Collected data
___

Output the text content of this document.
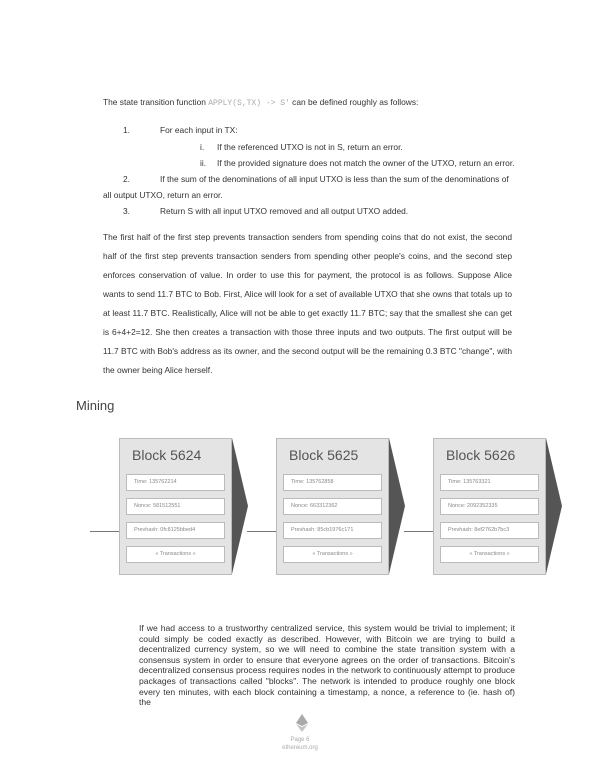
The state transition function APPLY(S,TX) -> S' can be defined roughly as follows:
1.	For each input in TX:
i. If the referenced UTXO is not in S, return an error.
ii. If the provided signature does not match the owner of the UTXO, return an error.
2.	If the sum of the denominations of all input UTXO is less than the sum of the denominations of
all output UTXO, return an error.
3.	Return S with all input UTXO removed and all output UTXO added.
The first half of the first step prevents transaction senders from spending coins that do not exist, the second half of the first step prevents transaction senders from spending other people's coins, and the second step enforces conservation of value. In order to use this for payment, the protocol is as follows. Suppose Alice wants to send 11.7 BTC to Bob. First, Alice will look for a set of available UTXO that she owns that totals up to at least 11.7 BTC. Realistically, Alice will not be able to get exactly 11.7 BTC; say that the smallest she can get is 6+4+2=12. She then creates a transaction with those three inputs and two outputs. The first output will be 11.7 BTC with Bob's address as its owner, and the second output will be the remaining 0.3 BTC "change", with the owner being Alice herself.
Mining
Block 5624
Time: 135762214
Nonce: 581512551
Prevhash: 0fc8125bbed4
« Transactions »
Block 5625
Time: 135762858
Nonce: 663312362
Prevhash: 85cb1976c171
« Transactions »
Block 5626
Time: 135763321
Nonce: 2092352335
Prevhash: 8ef2762b7bc3
« Transactions »
If we had access to a trustworthy centralized service, this system would be trivial to implement; it could simply be coded exactly as described. However, with Bitcoin we are trying to build a decentralized currency system, so we will need to combine the state transition system with a consensus system in order to ensure that everyone agrees on the order of transactions. Bitcoin's decentralized consensus process requires nodes in the network to continuously attempt to produce packages of transactions called "blocks". The network is intended to produce roughly one block every ten minutes, with each block containing a timestamp, a nonce, a reference to (ie. hash of) the
Page 6
ethereum.org
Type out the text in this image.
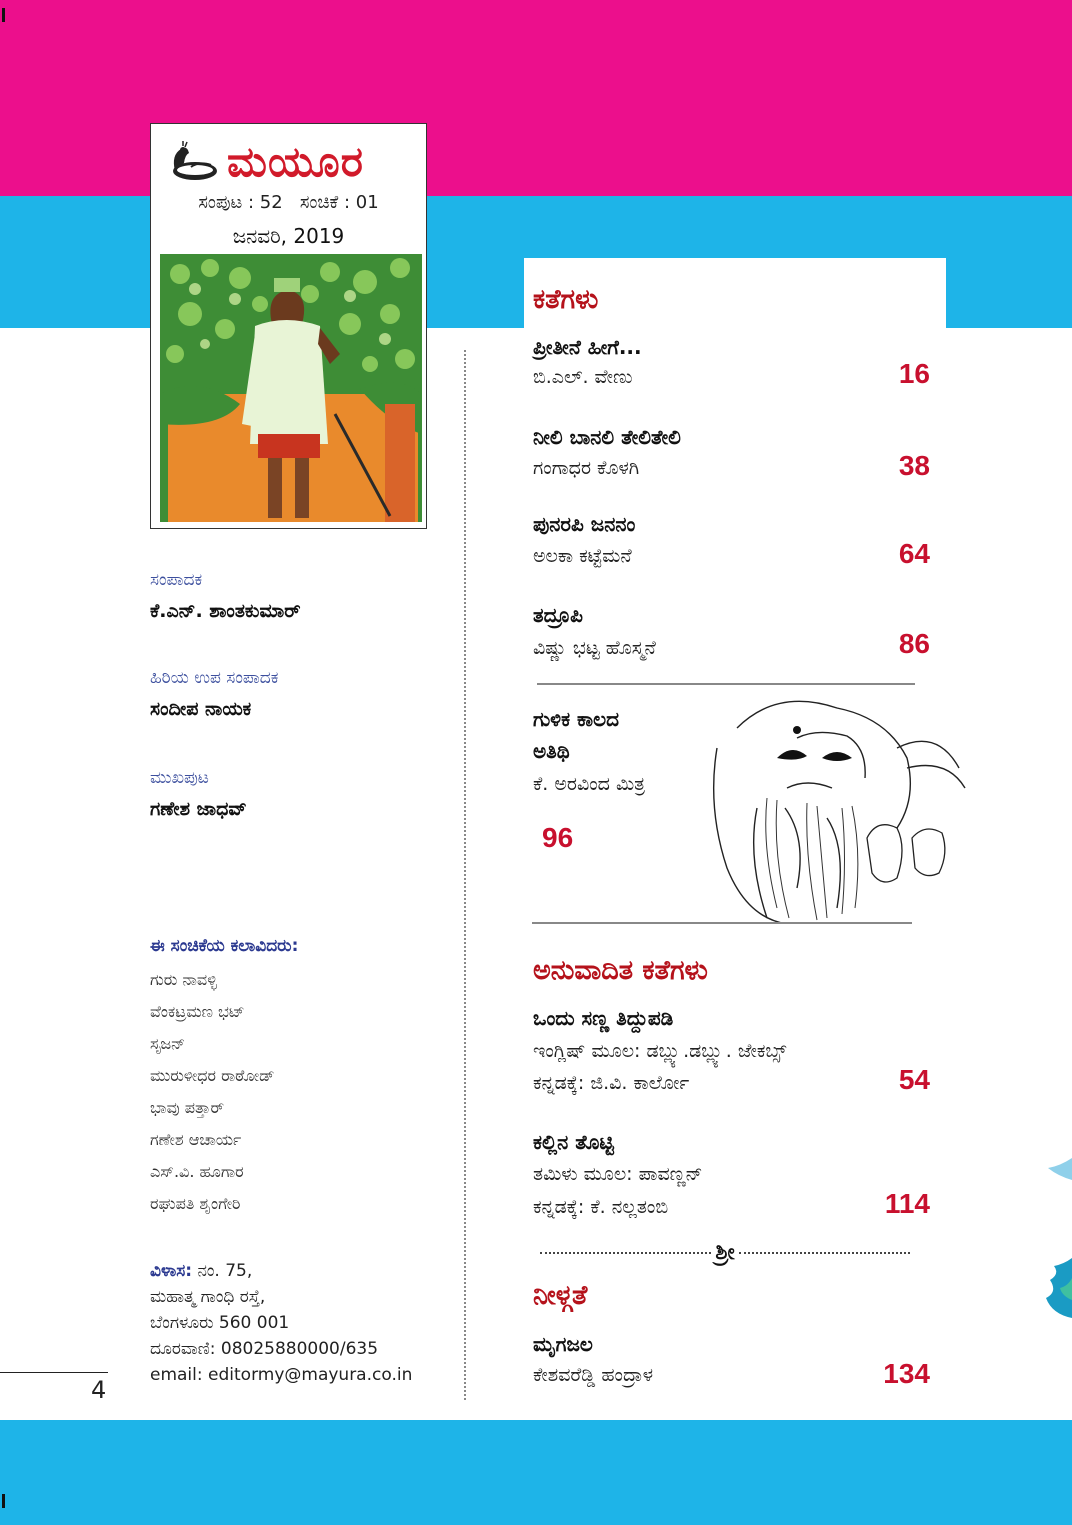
ಮಯೂರ
ಸಂಪುಟ : 52   ಸಂಚಿಕೆ : 01
ಜನವರಿ, 2019
ಸಂಪಾದಕ
ಕೆ.ಎನ್. ಶಾಂತಕುಮಾರ್
ಹಿರಿಯ ಉಪ ಸಂಪಾದಕ
ಸಂದೀಪ ನಾಯಕ
ಮುಖಪುಟ
ಗಣೇಶ ಜಾಧವ್
ಈ ಸಂಚಿಕೆಯ ಕಲಾವಿದರು:
ಗುರು ನಾವಳ್ಳಿ
ವೆಂಕಟ್ರಮಣ ಭಟ್
ಸೃಜನ್
ಮುರುಳೀಧರ ರಾಠೋಡ್
ಭಾವು ಪತ್ತಾರ್
ಗಣೇಶ ಆಚಾರ್ಯ
ಎಸ್.ವಿ. ಹೂಗಾರ
ರಘುಪತಿ ಶೃಂಗೇರಿ
ವಿಳಾಸ: ನಂ. 75,
ಮಹಾತ್ಮ ಗಾಂಧಿ ರಸ್ತೆ,
ಬೆಂಗಳೂರು 560 001
ದೂರವಾಣಿ: 08025880000/635
email: editormy@mayura.co.in
4
ಕತೆಗಳು
ಪ್ರೀತೀನೆ ಹೀಗೆ...
ಬಿ.ಎಲ್. ವೇಣು	16
ನೀಲಿ ಬಾನಲಿ ತೇಲಿತೇಲಿ
ಗಂಗಾಧರ ಕೊಳಗಿ	38
ಪುನರಪಿ ಜನನಂ
ಅಲಕಾ ಕಟ್ಟೆಮನೆ	64
ತದ್ರೂಪಿ
ವಿಷ್ಣು ಭಟ್ಟ ಹೊಸ್ಮನೆ	86
ಗುಳಿಕ ಕಾಲದ
ಅತಿಥಿ
ಕೆ. ಅರವಿಂದ ಮಿತ್ರ
96
ಅನುವಾದಿತ ಕತೆಗಳು
ಒಂದು ಸಣ್ಣ ತಿದ್ದುಪಡಿ
ಇಂಗ್ಲಿಷ್ ಮೂಲ: ಡಬ್ಲ್ಯು.ಡಬ್ಲ್ಯು. ಜೇಕಬ್ಸ್
ಕನ್ನಡಕ್ಕೆ: ಜಿ.ವಿ. ಕಾರ್ಲೋ	54
ಕಲ್ಲಿನ ತೊಟ್ಟಿ
ತಮಿಳು ಮೂಲ: ಪಾವಣ್ಣನ್
ಕನ್ನಡಕ್ಕೆ: ಕೆ. ನಲ್ಲತಂಬಿ	114
ಶ್ರೀ
ನೀಳ್ಗತೆ
ಮೃಗಜಲ
ಕೇಶವರೆಡ್ಡಿ ಹಂದ್ರಾಳ	134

___

Task instructions:
Identify and copy lines that hold the string "will".

Output for this exercise:
The first half of the first step prevents transaction senders from spending coins that do not exist, the second half of the first step prevents transaction senders from spending other people's coins, and the second step enforces conservation of value. In order to use this for payment, the protocol is as follows. Suppose Alice wants to send 11.7 BTC to Bob. First, Alice will look for a set of available UTXO that she owns that totals up to at least 11.7 BTC. Realistically, Alice will not be able to get exactly 11.7 BTC; say that the smallest she can get is 6+4+2=12. She then creates a transaction with those three inputs and two outputs. The first output will be 11.7 BTC with Bob's address as its owner, and the second output will be the remaining 0.3 BTC "change", with the owner being Alice herself.
If we had access to a trustworthy centralized service, this system would be trivial to implement; it could simply be coded exactly as described. However, with Bitcoin we are trying to build a decentralized currency system, so we will need to combine the state transition system with a consensus system in order to ensure that everyone agrees on the order of transactions. Bitcoin's decentralized consensus process requires nodes in the network to continuously attempt to produce packages of transactions called "blocks". The network is intended to produce roughly one block every ten minutes, with each block containing a timestamp, a nonce, a reference to (ie. hash of) the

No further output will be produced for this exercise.